*GIVEN DATA*

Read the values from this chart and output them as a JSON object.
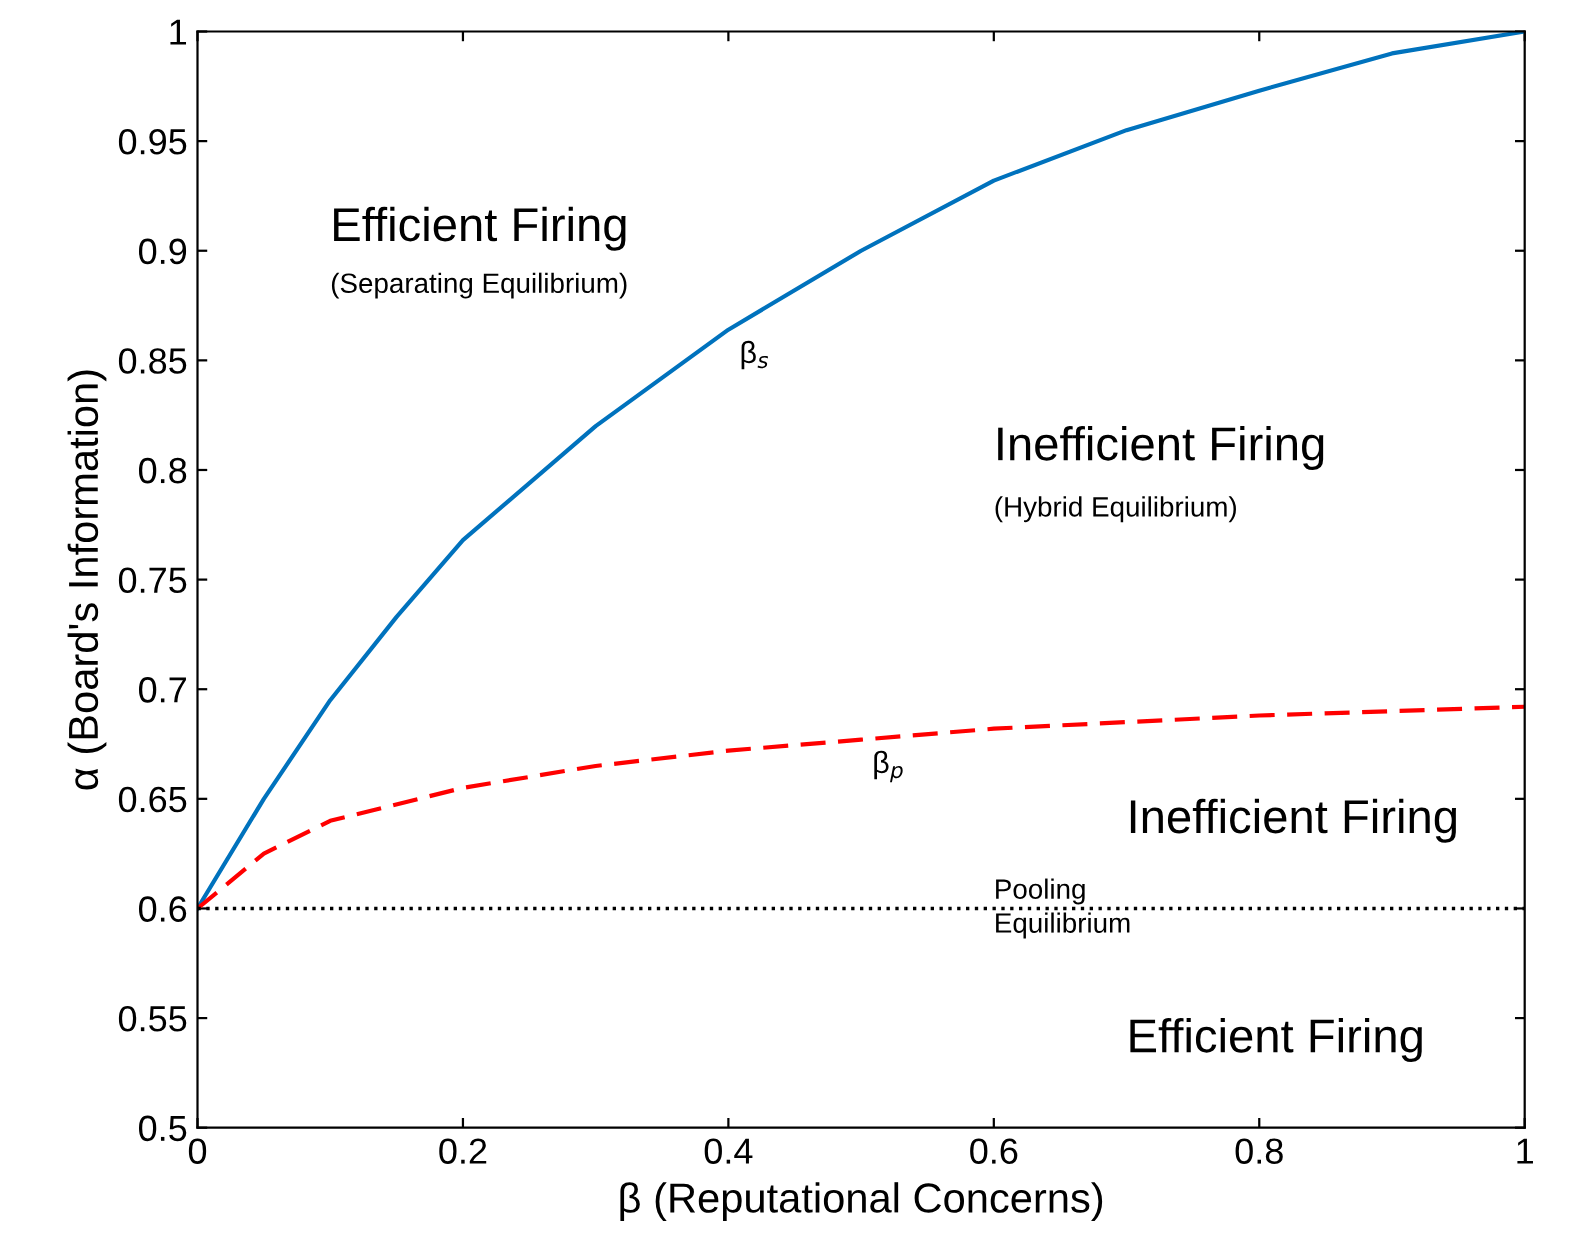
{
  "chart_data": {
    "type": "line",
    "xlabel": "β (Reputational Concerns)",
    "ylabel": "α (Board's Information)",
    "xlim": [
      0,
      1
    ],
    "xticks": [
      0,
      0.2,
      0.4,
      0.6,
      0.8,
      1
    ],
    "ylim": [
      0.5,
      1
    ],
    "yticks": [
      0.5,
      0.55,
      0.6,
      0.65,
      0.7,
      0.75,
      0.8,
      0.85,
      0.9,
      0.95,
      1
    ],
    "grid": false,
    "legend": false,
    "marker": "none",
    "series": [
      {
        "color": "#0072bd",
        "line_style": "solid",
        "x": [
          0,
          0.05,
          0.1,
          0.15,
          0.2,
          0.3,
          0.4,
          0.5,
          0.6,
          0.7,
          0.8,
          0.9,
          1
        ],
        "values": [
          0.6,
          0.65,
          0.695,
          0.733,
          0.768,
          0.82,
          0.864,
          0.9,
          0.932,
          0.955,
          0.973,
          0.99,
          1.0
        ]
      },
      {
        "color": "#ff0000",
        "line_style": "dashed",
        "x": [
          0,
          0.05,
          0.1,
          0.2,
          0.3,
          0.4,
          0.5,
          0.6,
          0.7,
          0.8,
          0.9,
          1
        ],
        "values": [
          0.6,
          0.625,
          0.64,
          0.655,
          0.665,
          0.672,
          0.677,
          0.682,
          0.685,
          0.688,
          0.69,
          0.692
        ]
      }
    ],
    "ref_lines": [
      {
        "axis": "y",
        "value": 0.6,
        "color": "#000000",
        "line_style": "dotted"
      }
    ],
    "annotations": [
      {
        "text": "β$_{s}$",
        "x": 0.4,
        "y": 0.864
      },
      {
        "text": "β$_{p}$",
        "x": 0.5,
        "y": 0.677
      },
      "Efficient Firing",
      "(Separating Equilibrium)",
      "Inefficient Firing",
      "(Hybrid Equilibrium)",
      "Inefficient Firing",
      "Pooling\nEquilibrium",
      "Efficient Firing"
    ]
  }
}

*THE TASK*
Keep the pictures out of your copy, and repeat every entry above exactly.

*EXERCISE ANSWER*
Read the values from this chart and output them as a JSON object.
{
  "chart_data": {
    "type": "line",
    "xlabel": "β (Reputational Concerns)",
    "ylabel": "α (Board's Information)",
    "xlim": [
      0,
      1
    ],
    "xticks": [
      0,
      0.2,
      0.4,
      0.6,
      0.8,
      1
    ],
    "ylim": [
      0.5,
      1
    ],
    "yticks": [
      0.5,
      0.55,
      0.6,
      0.65,
      0.7,
      0.75,
      0.8,
      0.85,
      0.9,
      0.95,
      1
    ],
    "grid": false,
    "legend": false,
    "marker": "none",
    "series": [
      {
        "color": "#0072bd",
        "line_style": "solid",
        "x": [
          0,
          0.05,
          0.1,
          0.15,
          0.2,
          0.3,
          0.4,
          0.5,
          0.6,
          0.7,
          0.8,
          0.9,
          1
        ],
        "values": [
          0.6,
          0.65,
          0.695,
          0.733,
          0.768,
          0.82,
          0.864,
          0.9,
          0.932,
          0.955,
          0.973,
          0.99,
          1.0
        ]
      },
      {
        "color": "#ff0000",
        "line_style": "dashed",
        "x": [
          0,
          0.05,
          0.1,
          0.2,
          0.3,
          0.4,
          0.5,
          0.6,
          0.7,
          0.8,
          0.9,
          1
        ],
        "values": [
          0.6,
          0.625,
          0.64,
          0.655,
          0.665,
          0.672,
          0.677,
          0.682,
          0.685,
          0.688,
          0.69,
          0.692
        ]
      }
    ],
    "ref_lines": [
      {
        "axis": "y",
        "value": 0.6,
        "color": "#000000",
        "line_style": "dotted"
      }
    ],
    "annotations": [
      {
        "text": "β$_{s}$",
        "x": 0.4,
        "y": 0.864
      },
      {
        "text": "β$_{p}$",
        "x": 0.5,
        "y": 0.677
      },
      "Efficient Firing",
      "(Separating Equilibrium)",
      "Inefficient Firing",
      "(Hybrid Equilibrium)",
      "Inefficient Firing",
      "Pooling\nEquilibrium",
      "Efficient Firing"
    ]
  }
}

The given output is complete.